Report the number of lines where the string "brive" occurs, and write nothing else.

►

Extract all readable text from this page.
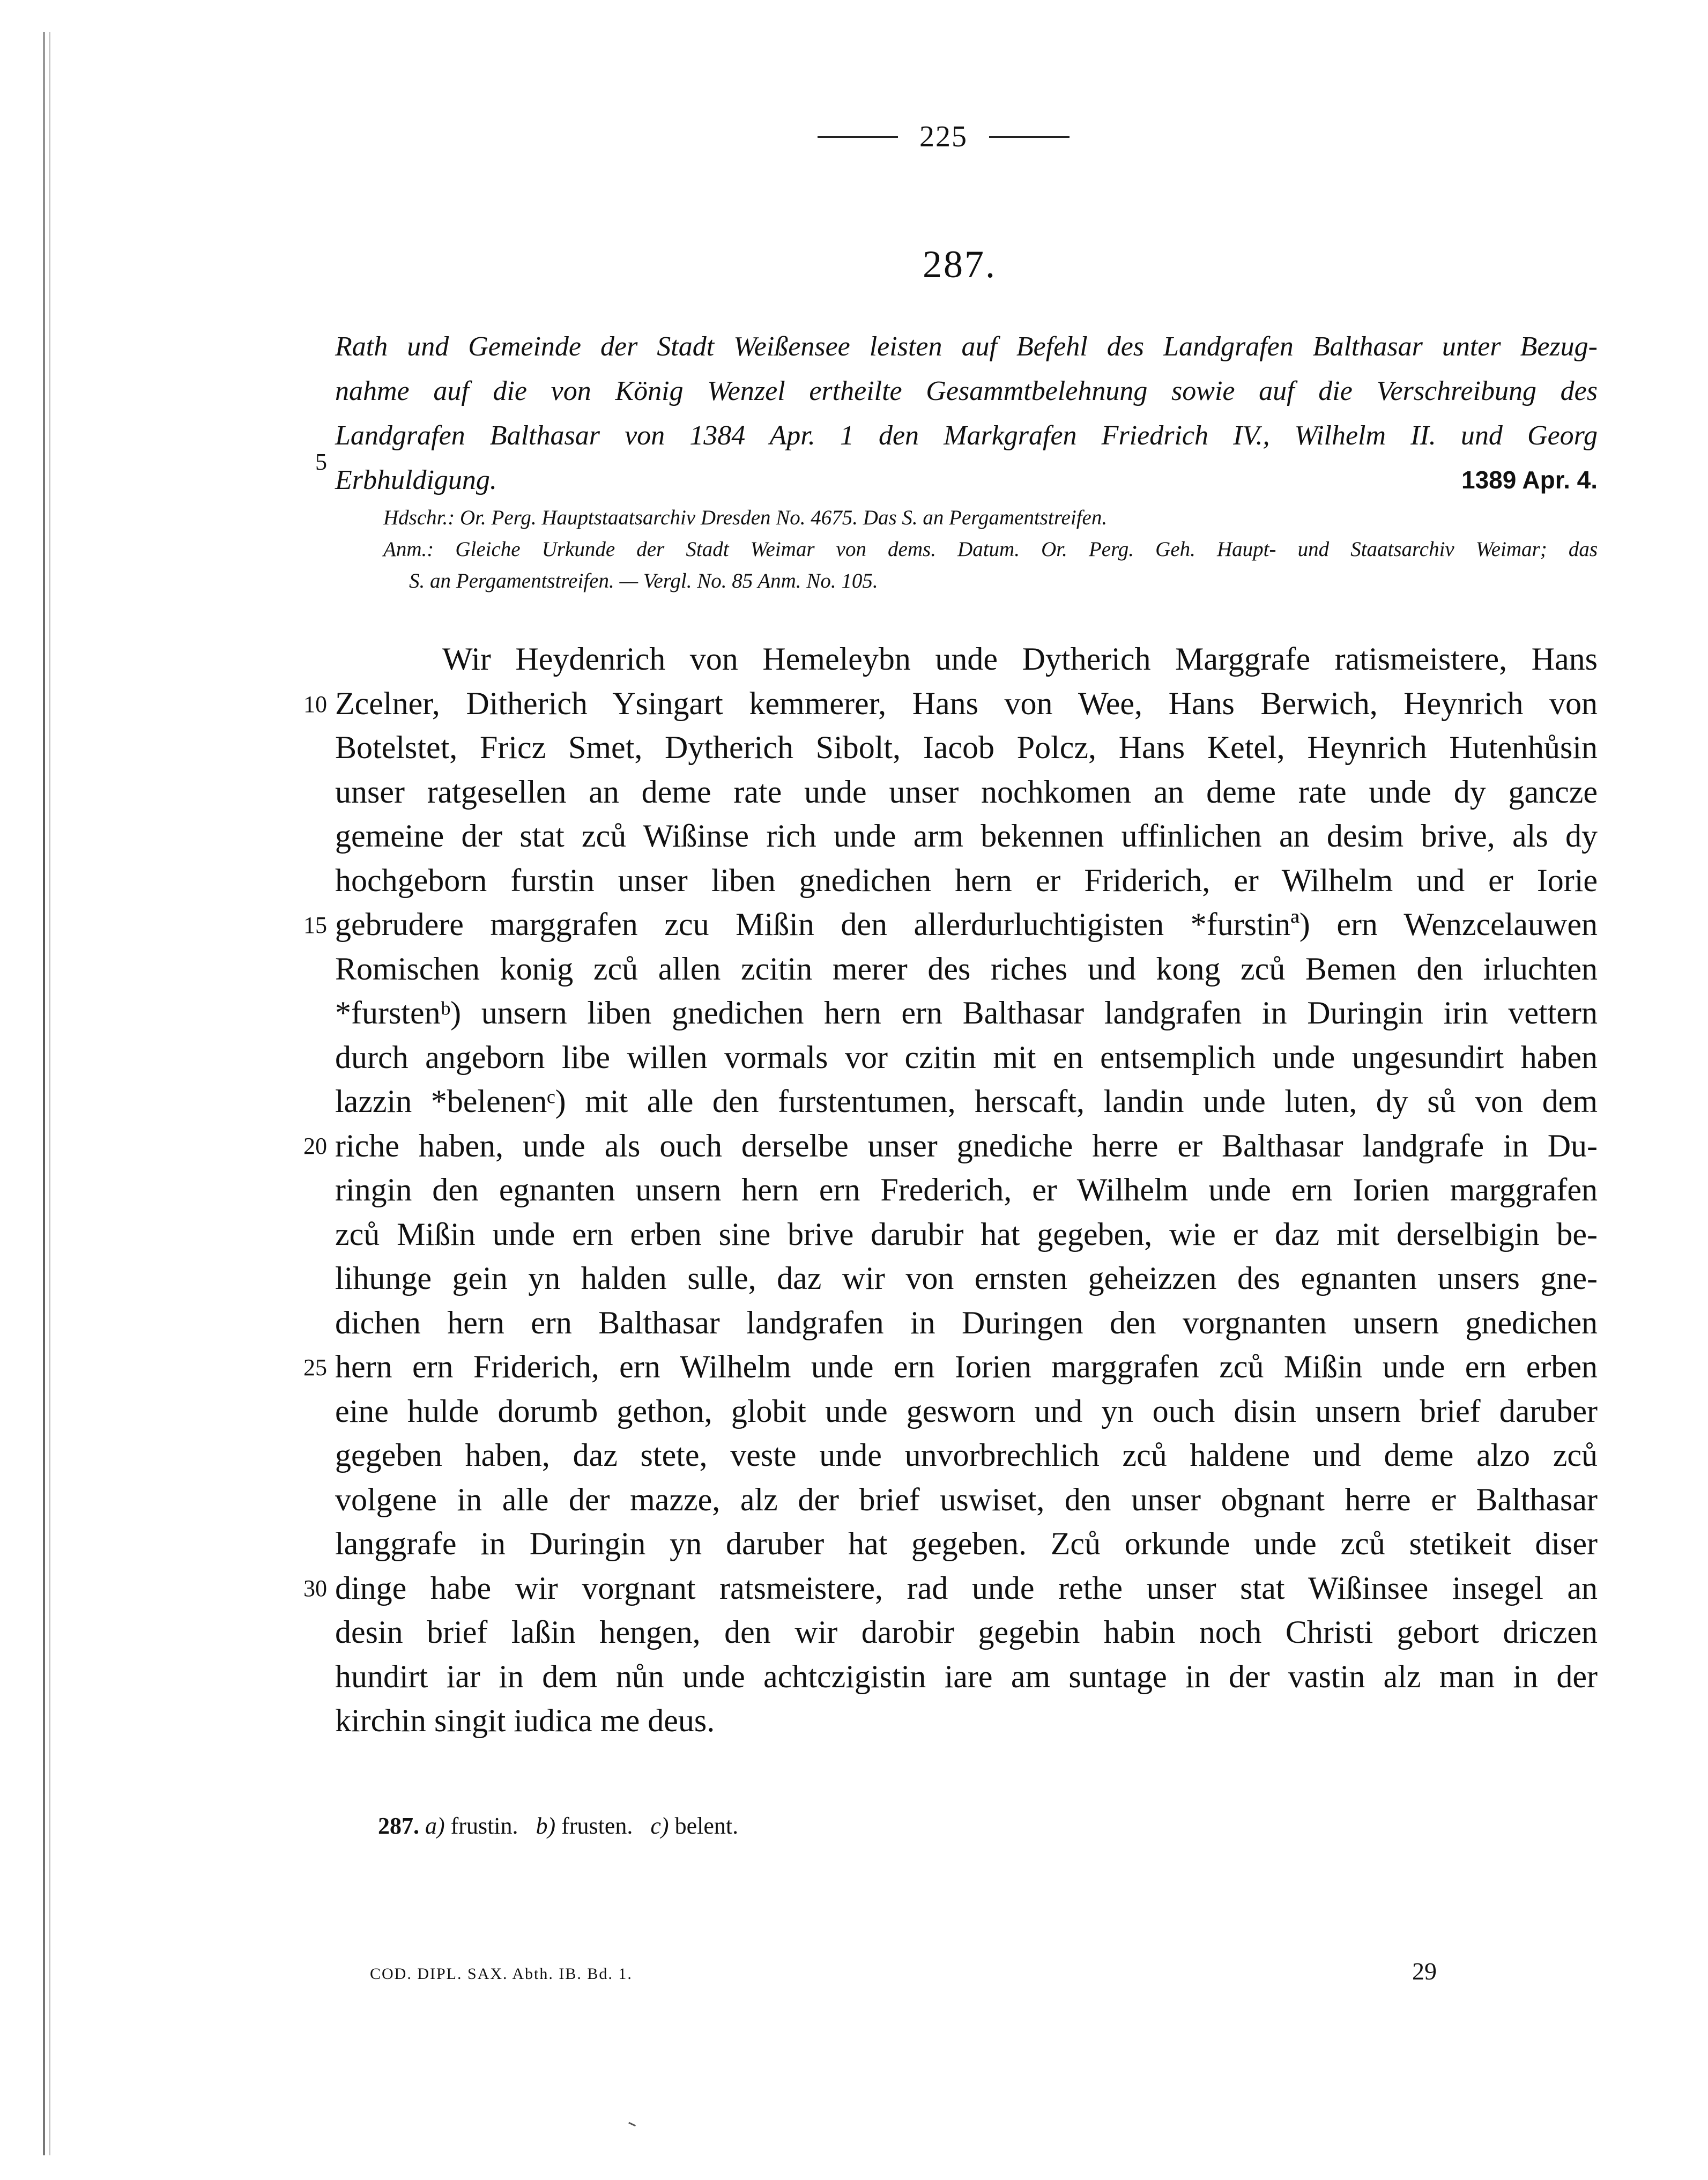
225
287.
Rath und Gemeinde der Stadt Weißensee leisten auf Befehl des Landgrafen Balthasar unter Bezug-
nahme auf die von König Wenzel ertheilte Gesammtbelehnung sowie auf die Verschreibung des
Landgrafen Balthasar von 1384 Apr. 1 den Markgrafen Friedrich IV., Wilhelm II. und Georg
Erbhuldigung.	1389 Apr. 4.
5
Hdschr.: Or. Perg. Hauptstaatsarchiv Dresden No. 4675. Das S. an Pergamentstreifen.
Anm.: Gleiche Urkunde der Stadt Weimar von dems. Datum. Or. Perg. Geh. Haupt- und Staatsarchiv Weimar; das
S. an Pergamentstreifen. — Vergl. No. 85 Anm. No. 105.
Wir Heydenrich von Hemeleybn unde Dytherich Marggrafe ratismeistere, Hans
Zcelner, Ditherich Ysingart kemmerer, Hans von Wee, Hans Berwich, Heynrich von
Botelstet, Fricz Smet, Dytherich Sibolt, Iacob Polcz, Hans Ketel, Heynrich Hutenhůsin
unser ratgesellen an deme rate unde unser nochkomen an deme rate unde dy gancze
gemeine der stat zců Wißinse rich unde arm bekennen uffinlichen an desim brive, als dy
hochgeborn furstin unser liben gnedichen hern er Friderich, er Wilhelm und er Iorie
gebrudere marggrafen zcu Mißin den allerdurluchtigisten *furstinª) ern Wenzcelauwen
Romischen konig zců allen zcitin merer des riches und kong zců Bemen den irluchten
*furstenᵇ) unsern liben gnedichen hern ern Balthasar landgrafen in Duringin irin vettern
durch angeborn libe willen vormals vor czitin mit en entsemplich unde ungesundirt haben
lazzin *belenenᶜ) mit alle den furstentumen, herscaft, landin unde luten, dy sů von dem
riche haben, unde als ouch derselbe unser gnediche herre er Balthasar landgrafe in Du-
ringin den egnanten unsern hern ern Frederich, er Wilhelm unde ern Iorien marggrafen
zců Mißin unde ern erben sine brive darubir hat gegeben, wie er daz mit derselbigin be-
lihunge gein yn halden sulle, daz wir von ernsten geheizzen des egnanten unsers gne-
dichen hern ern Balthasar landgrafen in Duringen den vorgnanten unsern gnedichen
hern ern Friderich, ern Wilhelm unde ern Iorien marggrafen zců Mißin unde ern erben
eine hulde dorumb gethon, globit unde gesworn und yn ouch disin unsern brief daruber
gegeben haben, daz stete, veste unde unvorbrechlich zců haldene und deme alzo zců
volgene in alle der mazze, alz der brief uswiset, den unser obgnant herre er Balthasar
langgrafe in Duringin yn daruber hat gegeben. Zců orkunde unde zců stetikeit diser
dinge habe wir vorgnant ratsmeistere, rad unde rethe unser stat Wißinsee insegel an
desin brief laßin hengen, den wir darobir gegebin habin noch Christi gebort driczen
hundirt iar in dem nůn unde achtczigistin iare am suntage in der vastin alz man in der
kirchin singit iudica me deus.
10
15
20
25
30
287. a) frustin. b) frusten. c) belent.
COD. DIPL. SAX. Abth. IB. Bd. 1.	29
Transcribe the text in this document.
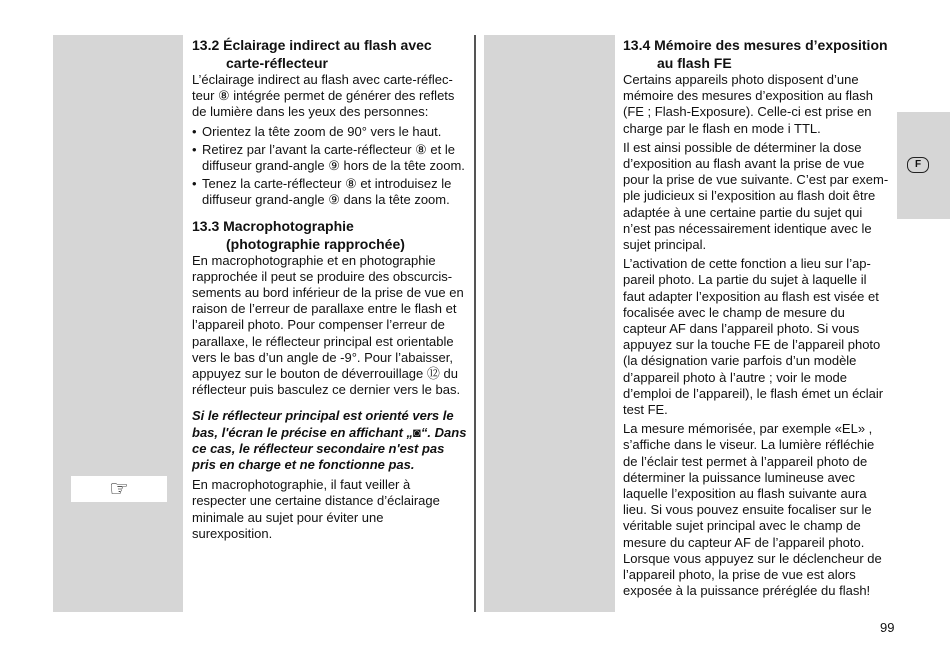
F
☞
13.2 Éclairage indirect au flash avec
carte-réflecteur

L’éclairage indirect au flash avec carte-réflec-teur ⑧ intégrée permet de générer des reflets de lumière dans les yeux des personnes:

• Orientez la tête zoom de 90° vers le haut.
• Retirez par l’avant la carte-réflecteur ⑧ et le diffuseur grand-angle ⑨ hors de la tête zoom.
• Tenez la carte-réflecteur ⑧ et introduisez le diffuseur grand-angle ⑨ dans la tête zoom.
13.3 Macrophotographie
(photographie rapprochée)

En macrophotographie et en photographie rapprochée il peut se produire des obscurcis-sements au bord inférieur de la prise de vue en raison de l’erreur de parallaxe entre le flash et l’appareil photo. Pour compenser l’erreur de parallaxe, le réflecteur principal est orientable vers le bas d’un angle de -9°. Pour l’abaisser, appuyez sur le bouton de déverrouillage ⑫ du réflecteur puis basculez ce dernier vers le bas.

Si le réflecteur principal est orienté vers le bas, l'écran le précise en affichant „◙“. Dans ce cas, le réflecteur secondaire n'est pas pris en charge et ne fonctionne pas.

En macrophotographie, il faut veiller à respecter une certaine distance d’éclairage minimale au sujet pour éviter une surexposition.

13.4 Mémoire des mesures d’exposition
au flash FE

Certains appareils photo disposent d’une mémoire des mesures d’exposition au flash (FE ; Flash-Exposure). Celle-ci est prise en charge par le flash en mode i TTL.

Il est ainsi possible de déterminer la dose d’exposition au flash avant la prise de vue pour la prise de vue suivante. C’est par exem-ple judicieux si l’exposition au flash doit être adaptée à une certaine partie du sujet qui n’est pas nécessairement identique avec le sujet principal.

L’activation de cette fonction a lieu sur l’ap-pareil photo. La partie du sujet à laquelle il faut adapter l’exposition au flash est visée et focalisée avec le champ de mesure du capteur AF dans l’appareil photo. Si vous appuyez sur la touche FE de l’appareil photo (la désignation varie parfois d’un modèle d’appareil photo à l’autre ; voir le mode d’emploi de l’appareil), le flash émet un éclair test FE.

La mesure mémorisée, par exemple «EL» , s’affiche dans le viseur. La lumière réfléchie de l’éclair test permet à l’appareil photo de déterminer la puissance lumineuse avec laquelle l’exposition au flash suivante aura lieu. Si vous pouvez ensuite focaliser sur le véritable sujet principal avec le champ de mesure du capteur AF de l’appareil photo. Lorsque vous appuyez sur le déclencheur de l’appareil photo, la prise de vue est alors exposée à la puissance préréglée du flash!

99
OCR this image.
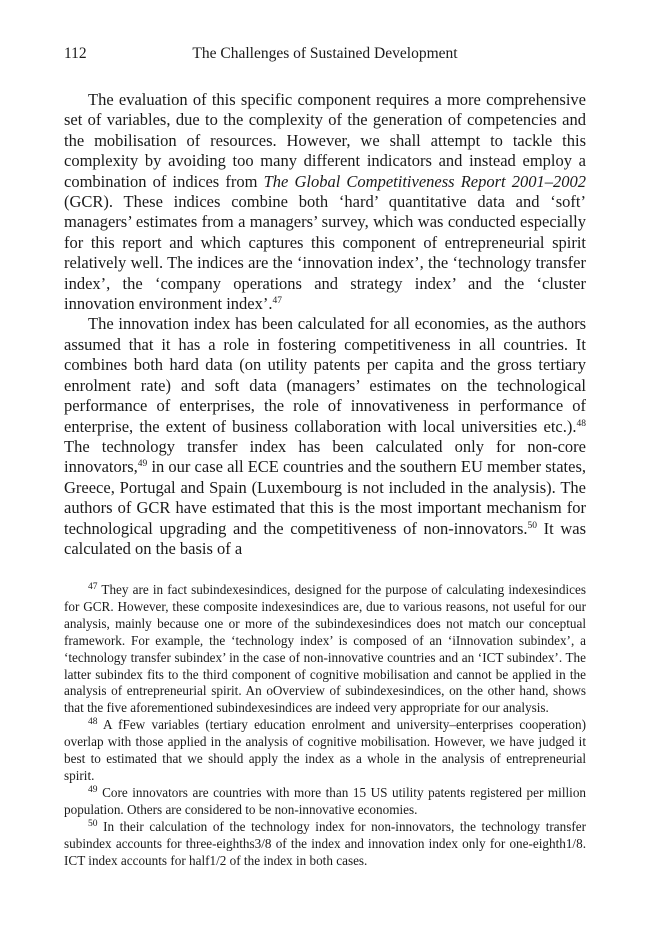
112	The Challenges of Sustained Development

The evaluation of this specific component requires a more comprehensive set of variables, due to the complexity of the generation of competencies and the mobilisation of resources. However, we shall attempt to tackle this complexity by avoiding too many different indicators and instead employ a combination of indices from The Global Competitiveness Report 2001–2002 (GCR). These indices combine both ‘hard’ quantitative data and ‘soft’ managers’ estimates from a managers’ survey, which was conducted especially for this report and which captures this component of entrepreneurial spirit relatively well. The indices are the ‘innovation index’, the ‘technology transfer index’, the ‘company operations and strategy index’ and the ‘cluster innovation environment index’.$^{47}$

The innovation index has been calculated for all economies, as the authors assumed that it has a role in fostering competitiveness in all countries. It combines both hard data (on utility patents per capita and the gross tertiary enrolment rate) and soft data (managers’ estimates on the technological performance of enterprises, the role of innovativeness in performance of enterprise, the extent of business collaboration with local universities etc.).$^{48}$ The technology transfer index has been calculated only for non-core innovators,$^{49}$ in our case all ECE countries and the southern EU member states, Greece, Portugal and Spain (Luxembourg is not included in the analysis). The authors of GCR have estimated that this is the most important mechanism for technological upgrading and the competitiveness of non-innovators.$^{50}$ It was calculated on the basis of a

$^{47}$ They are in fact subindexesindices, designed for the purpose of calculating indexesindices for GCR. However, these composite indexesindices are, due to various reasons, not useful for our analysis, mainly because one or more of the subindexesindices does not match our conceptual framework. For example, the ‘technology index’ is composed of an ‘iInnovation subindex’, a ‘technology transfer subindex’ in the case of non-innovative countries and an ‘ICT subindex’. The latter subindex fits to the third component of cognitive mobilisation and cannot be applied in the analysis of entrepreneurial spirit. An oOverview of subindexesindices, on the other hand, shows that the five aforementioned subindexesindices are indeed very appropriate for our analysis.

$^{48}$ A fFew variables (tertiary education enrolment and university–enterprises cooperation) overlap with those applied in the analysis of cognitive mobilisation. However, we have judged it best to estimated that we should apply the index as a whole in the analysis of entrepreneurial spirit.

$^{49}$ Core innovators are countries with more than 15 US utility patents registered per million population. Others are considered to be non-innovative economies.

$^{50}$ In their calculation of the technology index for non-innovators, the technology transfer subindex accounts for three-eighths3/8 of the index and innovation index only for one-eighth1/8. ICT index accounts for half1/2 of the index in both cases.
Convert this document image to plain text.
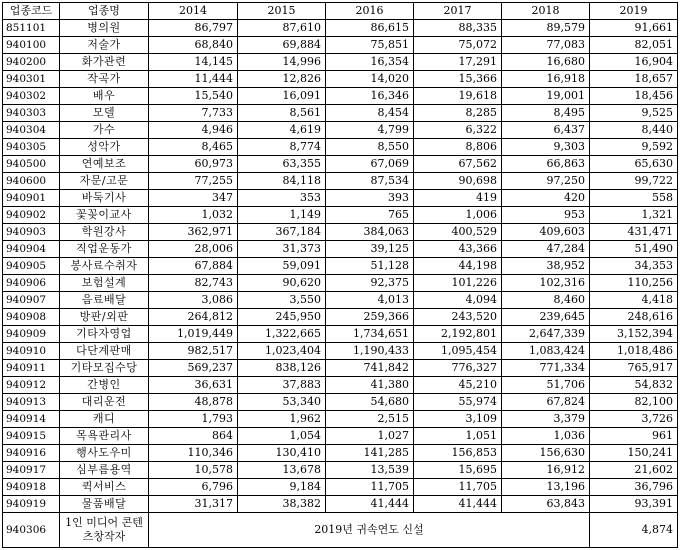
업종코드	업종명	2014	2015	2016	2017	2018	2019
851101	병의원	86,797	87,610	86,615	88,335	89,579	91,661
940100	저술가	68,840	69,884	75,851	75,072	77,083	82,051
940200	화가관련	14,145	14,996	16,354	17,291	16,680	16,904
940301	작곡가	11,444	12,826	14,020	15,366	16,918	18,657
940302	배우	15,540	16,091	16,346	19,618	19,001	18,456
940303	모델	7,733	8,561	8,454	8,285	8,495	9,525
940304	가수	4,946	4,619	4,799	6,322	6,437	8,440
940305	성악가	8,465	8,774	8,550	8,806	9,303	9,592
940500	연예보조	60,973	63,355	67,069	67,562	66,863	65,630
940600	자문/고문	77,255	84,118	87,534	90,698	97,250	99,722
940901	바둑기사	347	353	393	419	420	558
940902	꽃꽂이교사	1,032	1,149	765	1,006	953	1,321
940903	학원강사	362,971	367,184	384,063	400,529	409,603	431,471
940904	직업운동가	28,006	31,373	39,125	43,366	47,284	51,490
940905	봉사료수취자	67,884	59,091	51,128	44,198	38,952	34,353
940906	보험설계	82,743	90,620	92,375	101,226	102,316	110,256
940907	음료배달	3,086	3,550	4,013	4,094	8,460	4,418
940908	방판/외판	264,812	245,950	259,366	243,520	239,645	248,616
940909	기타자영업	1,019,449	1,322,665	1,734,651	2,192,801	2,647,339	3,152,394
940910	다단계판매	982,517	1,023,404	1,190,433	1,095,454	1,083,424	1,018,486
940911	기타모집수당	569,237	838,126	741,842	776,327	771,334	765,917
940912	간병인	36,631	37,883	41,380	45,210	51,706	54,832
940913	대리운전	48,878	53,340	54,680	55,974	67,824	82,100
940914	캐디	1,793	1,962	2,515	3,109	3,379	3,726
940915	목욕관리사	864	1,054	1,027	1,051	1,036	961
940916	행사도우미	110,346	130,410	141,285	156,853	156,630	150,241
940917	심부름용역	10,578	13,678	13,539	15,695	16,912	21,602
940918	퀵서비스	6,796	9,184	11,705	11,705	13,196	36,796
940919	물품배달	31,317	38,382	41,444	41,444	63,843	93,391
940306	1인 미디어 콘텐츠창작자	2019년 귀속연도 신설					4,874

◄

■ Written solution ■
2